:: EXERCISE MATERIALS ::
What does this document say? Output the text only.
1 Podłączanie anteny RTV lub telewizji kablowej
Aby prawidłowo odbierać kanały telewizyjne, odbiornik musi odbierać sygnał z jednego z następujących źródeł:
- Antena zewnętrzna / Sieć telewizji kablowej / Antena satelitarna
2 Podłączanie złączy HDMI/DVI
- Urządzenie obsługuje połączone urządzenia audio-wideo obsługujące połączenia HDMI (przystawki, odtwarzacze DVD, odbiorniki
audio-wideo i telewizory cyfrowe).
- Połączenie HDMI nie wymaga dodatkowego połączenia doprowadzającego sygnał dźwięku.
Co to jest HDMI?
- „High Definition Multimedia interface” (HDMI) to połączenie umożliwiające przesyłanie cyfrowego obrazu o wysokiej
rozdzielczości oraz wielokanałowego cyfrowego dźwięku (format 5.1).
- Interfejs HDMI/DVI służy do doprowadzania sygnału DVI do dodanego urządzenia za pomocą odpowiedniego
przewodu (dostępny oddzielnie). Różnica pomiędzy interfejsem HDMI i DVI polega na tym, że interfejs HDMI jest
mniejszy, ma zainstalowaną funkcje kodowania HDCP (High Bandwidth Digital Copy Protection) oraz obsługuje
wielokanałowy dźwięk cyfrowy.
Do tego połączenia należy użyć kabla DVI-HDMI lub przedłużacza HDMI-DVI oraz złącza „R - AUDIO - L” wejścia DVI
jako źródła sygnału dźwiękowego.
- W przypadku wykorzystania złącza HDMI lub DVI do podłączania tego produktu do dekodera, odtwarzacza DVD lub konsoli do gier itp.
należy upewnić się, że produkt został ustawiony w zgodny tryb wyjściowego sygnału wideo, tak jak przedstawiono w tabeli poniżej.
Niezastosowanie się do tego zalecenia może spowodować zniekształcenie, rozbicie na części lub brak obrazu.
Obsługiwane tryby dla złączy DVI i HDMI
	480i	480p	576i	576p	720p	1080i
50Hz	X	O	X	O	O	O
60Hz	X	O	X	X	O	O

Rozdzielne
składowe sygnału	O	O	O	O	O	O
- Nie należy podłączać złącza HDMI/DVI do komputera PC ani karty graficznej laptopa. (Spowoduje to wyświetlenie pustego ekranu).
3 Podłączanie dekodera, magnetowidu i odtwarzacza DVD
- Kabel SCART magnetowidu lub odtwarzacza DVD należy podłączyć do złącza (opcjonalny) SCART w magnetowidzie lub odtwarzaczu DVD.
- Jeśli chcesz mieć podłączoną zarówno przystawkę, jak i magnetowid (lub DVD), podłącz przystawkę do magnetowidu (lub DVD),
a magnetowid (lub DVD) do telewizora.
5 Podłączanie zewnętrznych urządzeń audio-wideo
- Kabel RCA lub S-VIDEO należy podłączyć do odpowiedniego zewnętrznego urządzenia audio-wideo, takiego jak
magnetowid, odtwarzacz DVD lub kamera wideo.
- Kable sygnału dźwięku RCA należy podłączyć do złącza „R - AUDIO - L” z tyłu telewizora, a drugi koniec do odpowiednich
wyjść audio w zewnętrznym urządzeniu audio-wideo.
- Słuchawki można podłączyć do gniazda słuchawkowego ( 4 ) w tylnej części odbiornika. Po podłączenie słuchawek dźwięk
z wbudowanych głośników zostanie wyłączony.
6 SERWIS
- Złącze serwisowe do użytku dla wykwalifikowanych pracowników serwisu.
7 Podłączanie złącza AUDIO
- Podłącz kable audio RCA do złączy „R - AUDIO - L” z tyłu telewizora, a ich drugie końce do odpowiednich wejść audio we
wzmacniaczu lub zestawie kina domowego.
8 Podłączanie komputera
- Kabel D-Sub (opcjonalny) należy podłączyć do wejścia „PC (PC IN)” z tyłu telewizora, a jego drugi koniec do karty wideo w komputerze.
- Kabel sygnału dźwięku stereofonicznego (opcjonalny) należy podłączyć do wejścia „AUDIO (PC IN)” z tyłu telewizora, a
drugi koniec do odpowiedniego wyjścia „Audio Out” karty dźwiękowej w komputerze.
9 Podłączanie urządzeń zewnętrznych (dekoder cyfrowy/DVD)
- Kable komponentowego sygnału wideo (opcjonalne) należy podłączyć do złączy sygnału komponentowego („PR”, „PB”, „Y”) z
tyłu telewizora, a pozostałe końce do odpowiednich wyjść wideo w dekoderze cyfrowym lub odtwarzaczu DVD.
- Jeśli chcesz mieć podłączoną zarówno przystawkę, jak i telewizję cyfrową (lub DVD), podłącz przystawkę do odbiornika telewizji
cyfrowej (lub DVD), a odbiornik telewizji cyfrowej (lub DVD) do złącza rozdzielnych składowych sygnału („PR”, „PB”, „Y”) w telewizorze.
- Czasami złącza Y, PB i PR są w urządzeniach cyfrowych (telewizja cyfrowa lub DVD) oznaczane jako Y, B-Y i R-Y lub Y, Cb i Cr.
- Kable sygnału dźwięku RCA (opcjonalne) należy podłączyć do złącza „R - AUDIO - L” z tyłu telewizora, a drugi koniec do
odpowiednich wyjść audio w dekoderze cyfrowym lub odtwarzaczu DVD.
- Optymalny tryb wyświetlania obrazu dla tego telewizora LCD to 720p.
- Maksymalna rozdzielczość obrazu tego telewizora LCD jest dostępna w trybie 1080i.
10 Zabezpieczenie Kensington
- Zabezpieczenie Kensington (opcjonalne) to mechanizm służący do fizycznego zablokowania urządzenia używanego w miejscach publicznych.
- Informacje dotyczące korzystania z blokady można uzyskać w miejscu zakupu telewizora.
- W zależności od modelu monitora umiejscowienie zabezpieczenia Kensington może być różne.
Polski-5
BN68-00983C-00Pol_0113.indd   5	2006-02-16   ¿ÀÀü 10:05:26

:: OBJECTIVE ::
Search the data for "końce". Copy every line that has it.

:: THE OUTPUT ::
- Podłącz kable audio RCA do złączy „R - AUDIO - L” z tyłu telewizora, a ich drugie końce do odpowiednich wejść audio we
tyłu telewizora, a pozostałe końce do odpowiednich wyjść wideo w dekoderze cyfrowym lub odtwarzaczu DVD.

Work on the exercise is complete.